Revise the data below by replacing every "data-point" with "scatter-marker" and leaving everything else unchanged. Leave the pictures out of your answer.

Region and label listings
# # # #

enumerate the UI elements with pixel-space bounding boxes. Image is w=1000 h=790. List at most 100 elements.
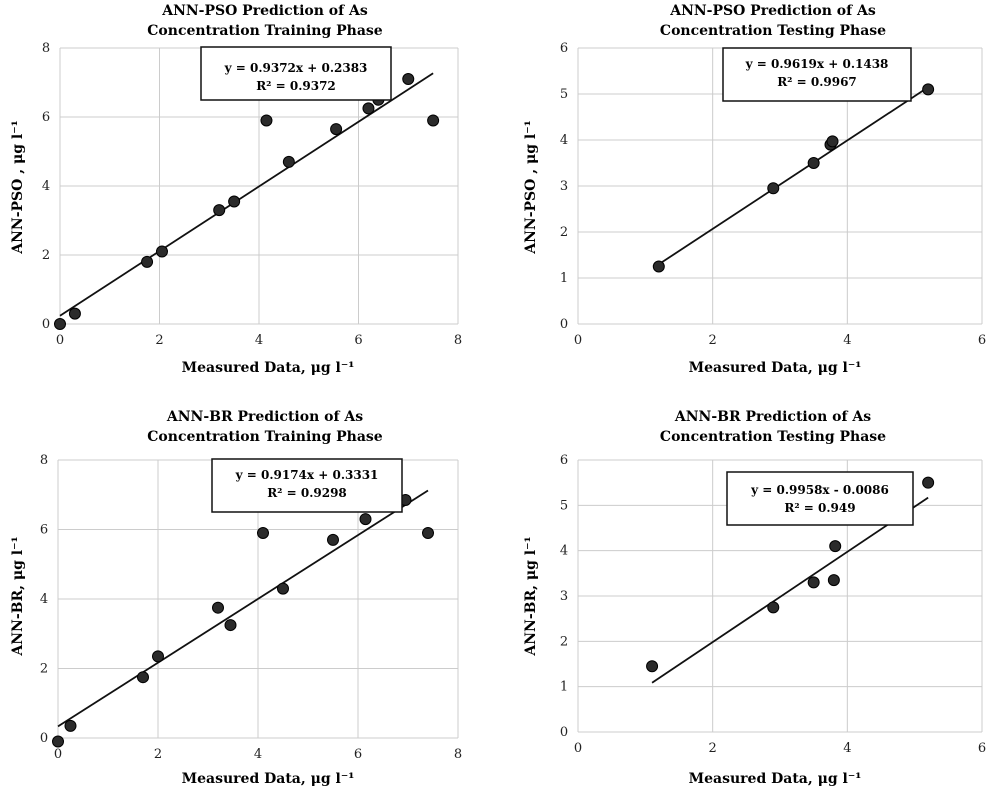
y-tick-label: 0 (560, 317, 568, 332)
data-point (330, 123, 343, 136)
y-tick-label: 5 (560, 498, 568, 513)
data-point (152, 650, 164, 663)
y-tick-label: 6 (40, 523, 48, 538)
data-point (652, 260, 665, 273)
panel-br-training: ANN-BR Prediction of As Concentration Tr… (10, 409, 462, 787)
trendline (59, 72, 434, 317)
y-tick-label: 2 (40, 662, 48, 677)
chart-title-line-2: Concentration Training Phase (147, 23, 383, 39)
r-squared-label: R² = 0.9967 (777, 75, 857, 89)
y-tick-label: 0 (40, 731, 48, 746)
chart-title-line-2: Concentration Training Phase (147, 429, 383, 445)
data-point (829, 540, 842, 553)
data-point (137, 671, 149, 684)
x-tick-label: 2 (709, 333, 717, 348)
data-point (327, 533, 339, 546)
y-axis-label: ANN-PSO , μg l⁻¹ (10, 120, 26, 254)
x-tick-label: 4 (254, 747, 262, 762)
data-point (826, 135, 839, 148)
trendline (57, 489, 429, 728)
equation-box (726, 471, 914, 526)
y-tick-label: 2 (560, 225, 568, 240)
x-tick-label: 0 (56, 333, 64, 348)
x-tick-label: 6 (354, 747, 362, 762)
x-tick-label: 8 (454, 333, 462, 348)
r-squared-label: R² = 0.9372 (256, 79, 336, 93)
data-point (422, 526, 434, 539)
x-tick-label: 8 (454, 747, 462, 762)
data-point (402, 73, 415, 86)
y-tick-label: 6 (42, 110, 50, 125)
data-point (362, 102, 375, 115)
x-tick-label: 0 (574, 333, 582, 348)
chart-title-line-1: ANN-PSO Prediction of As (161, 3, 368, 19)
x-tick-label: 4 (843, 741, 851, 756)
data-point (224, 619, 237, 632)
chart-title-line-2: Concentration Testing Phase (660, 429, 886, 445)
equation-box (722, 47, 912, 102)
data-point (282, 155, 295, 168)
chart-title-line-1: ANN-PSO Prediction of As (669, 3, 876, 19)
x-tick-label: 2 (154, 747, 162, 762)
plot-area: 0 2 4 6 8 0 2 4 6 8 (42, 41, 462, 348)
y-axis-label: ANN-BR, μg l⁻¹ (523, 536, 539, 656)
equation-box (200, 46, 392, 101)
x-tick-label: 0 (54, 747, 62, 762)
trendline-equation: y = 0.9958x - 0.0086 (750, 483, 889, 497)
y-tick-label: 6 (560, 41, 568, 56)
y-tick-label: 8 (40, 453, 48, 468)
data-point (359, 513, 372, 526)
plot-area: 0 2 4 6 0 1 2 3 4 5 6 (560, 453, 986, 756)
panel-pso-testing: ANN-PSO Prediction of As Concentration T… (523, 3, 986, 376)
y-tick-label: 4 (42, 179, 50, 194)
data-point (64, 719, 77, 732)
data-point (277, 582, 289, 595)
y-axis-label: ANN-BR, μg l⁻¹ (10, 536, 26, 656)
data-point (257, 526, 269, 539)
trendline (651, 496, 929, 684)
data-point (922, 83, 935, 96)
chart-title-line-1: ANN-BR Prediction of As (674, 409, 871, 425)
x-tick-label: 6 (978, 333, 986, 348)
y-tick-label: 3 (560, 589, 568, 604)
trendline-equation: y = 0.9372x + 0.2383 (224, 61, 368, 75)
x-axis-label: Measured Data, μg l⁻¹ (689, 360, 862, 376)
data-point (212, 601, 224, 614)
x-axis-label: Measured Data, μg l⁻¹ (182, 360, 355, 376)
trendline (658, 86, 929, 266)
chart-title-line-2: Concentration Testing Phase (660, 23, 886, 39)
data-point (141, 255, 154, 268)
x-tick-label: 4 (843, 333, 851, 348)
panel-br-testing: ANN-BR Prediction of As Concentration Te… (523, 409, 986, 787)
data-point (827, 574, 840, 587)
data-point (228, 195, 241, 208)
data-point (68, 307, 81, 320)
data-point (260, 114, 273, 127)
equation-box (211, 458, 403, 513)
data-point (54, 318, 66, 330)
x-tick-label: 2 (155, 333, 163, 348)
data-point (807, 576, 820, 589)
x-tick-label: 6 (978, 741, 986, 756)
x-tick-label: 4 (255, 333, 263, 348)
data-point (52, 735, 64, 748)
data-point (767, 182, 780, 195)
data-point (767, 601, 780, 614)
x-axis-label: Measured Data, μg l⁻¹ (689, 771, 862, 787)
y-tick-label: 1 (560, 680, 568, 695)
trendline-equation: y = 0.9619x + 0.1438 (745, 57, 889, 71)
y-axis-label: ANN-PSO , μg l⁻¹ (523, 120, 539, 254)
y-tick-label: 4 (560, 544, 568, 559)
x-tick-label: 0 (574, 741, 582, 756)
chart-title-line-1: ANN-BR Prediction of As (166, 409, 363, 425)
x-tick-label: 6 (354, 333, 362, 348)
y-tick-label: 8 (42, 41, 50, 56)
y-tick-label: 5 (560, 87, 568, 102)
data-point (646, 660, 659, 673)
x-tick-label: 2 (709, 741, 717, 756)
x-axis-label: Measured Data, μg l⁻¹ (182, 771, 355, 787)
y-tick-label: 4 (40, 592, 48, 607)
data-point (427, 114, 440, 127)
data-point (922, 476, 935, 489)
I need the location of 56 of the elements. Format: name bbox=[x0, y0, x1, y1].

# # # #

▶ Written reply
enumerate the UI elements with pixel-space bounding boxes. Image is w=1000 h=790. List at most 100 elements.
y-tick-label: 0 (560, 317, 568, 332)
scatter-marker (330, 123, 343, 136)
y-tick-label: 5 (560, 498, 568, 513)
scatter-marker (152, 650, 164, 663)
y-tick-label: 6 (40, 523, 48, 538)
scatter-marker (652, 260, 665, 273)
panel-br-training: ANN-BR Prediction of As Concentration Tr… (10, 409, 462, 787)
trendline (59, 72, 434, 317)
y-tick-label: 2 (40, 662, 48, 677)
chart-title-line-2: Concentration Training Phase (147, 23, 383, 39)
r-squared-label: R² = 0.9967 (777, 75, 857, 89)
y-tick-label: 0 (40, 731, 48, 746)
chart-title-line-2: Concentration Training Phase (147, 429, 383, 445)
scatter-marker (829, 540, 842, 553)
scatter-marker (137, 671, 149, 684)
x-tick-label: 2 (709, 333, 717, 348)
scatter-marker (327, 533, 339, 546)
y-axis-label: ANN-PSO , μg l⁻¹ (10, 120, 26, 254)
x-tick-label: 4 (254, 747, 262, 762)
scatter-marker (826, 135, 839, 148)
trendline (57, 489, 429, 728)
equation-box (726, 471, 914, 526)
y-tick-label: 2 (560, 225, 568, 240)
x-tick-label: 0 (56, 333, 64, 348)
x-tick-label: 6 (354, 747, 362, 762)
x-tick-label: 8 (454, 333, 462, 348)
r-squared-label: R² = 0.9372 (256, 79, 336, 93)
scatter-marker (422, 526, 434, 539)
x-tick-label: 8 (454, 747, 462, 762)
scatter-marker (402, 73, 415, 86)
y-tick-label: 6 (42, 110, 50, 125)
scatter-marker (362, 102, 375, 115)
x-tick-label: 0 (574, 333, 582, 348)
chart-title-line-1: ANN-PSO Prediction of As (161, 3, 368, 19)
x-tick-label: 4 (843, 741, 851, 756)
scatter-marker (224, 619, 237, 632)
chart-title-line-2: Concentration Testing Phase (660, 429, 886, 445)
equation-box (722, 47, 912, 102)
scatter-marker (282, 155, 295, 168)
chart-title-line-1: ANN-PSO Prediction of As (669, 3, 876, 19)
x-tick-label: 2 (154, 747, 162, 762)
plot-area: 0 2 4 6 8 0 2 4 6 8 (42, 41, 462, 348)
y-axis-label: ANN-BR, μg l⁻¹ (523, 536, 539, 656)
equation-box (200, 46, 392, 101)
x-tick-label: 0 (54, 747, 62, 762)
trendline-equation: y = 0.9958x - 0.0086 (750, 483, 889, 497)
y-tick-label: 6 (560, 41, 568, 56)
y-tick-label: 8 (40, 453, 48, 468)
scatter-marker (359, 513, 372, 526)
plot-area: 0 2 4 6 0 1 2 3 4 5 6 (560, 453, 986, 756)
panel-pso-testing: ANN-PSO Prediction of As Concentration T… (523, 3, 986, 376)
y-tick-label: 4 (42, 179, 50, 194)
scatter-marker (64, 719, 77, 732)
scatter-marker (277, 582, 289, 595)
y-axis-label: ANN-BR, μg l⁻¹ (10, 536, 26, 656)
scatter-marker (257, 526, 269, 539)
trendline (651, 496, 929, 684)
scatter-marker (922, 83, 935, 96)
chart-title-line-1: ANN-BR Prediction of As (674, 409, 871, 425)
x-tick-label: 6 (978, 333, 986, 348)
y-tick-label: 3 (560, 589, 568, 604)
trendline-equation: y = 0.9372x + 0.2383 (224, 61, 368, 75)
x-axis-label: Measured Data, μg l⁻¹ (689, 360, 862, 376)
scatter-marker (212, 601, 224, 614)
x-axis-label: Measured Data, μg l⁻¹ (182, 360, 355, 376)
trendline (658, 86, 929, 266)
chart-title-line-2: Concentration Testing Phase (660, 23, 886, 39)
scatter-marker (141, 255, 154, 268)
x-tick-label: 4 (843, 333, 851, 348)
panel-br-testing: ANN-BR Prediction of As Concentration Te… (523, 409, 986, 787)
scatter-marker (827, 574, 840, 587)
scatter-marker (228, 195, 241, 208)
scatter-marker (68, 307, 81, 320)
scatter-marker (260, 114, 273, 127)
equation-box (211, 458, 403, 513)
scatter-marker (54, 318, 66, 330)
x-tick-label: 2 (155, 333, 163, 348)
scatter-marker (807, 576, 820, 589)
x-tick-label: 6 (978, 741, 986, 756)
x-tick-label: 4 (255, 333, 263, 348)
scatter-marker (52, 735, 64, 748)
scatter-marker (767, 182, 780, 195)
scatter-marker (767, 601, 780, 614)
x-axis-label: Measured Data, μg l⁻¹ (689, 771, 862, 787)
y-tick-label: 1 (560, 680, 568, 695)
trendline-equation: y = 0.9619x + 0.1438 (745, 57, 889, 71)
y-axis-label: ANN-PSO , μg l⁻¹ (523, 120, 539, 254)
y-tick-label: 4 (560, 544, 568, 559)
x-tick-label: 0 (574, 741, 582, 756)
chart-title-line-1: ANN-BR Prediction of As (166, 409, 363, 425)
x-tick-label: 6 (354, 333, 362, 348)
y-tick-label: 8 (42, 41, 50, 56)
y-tick-label: 5 (560, 87, 568, 102)
scatter-marker (646, 660, 659, 673)
x-tick-label: 2 (709, 741, 717, 756)
x-axis-label: Measured Data, μg l⁻¹ (182, 771, 355, 787)
y-tick-label: 4 (40, 592, 48, 607)
scatter-marker (427, 114, 440, 127)
scatter-marker (922, 476, 935, 489)
I need the location of 56 of the elements. Format: name bbox=[x0, y0, x1, y1].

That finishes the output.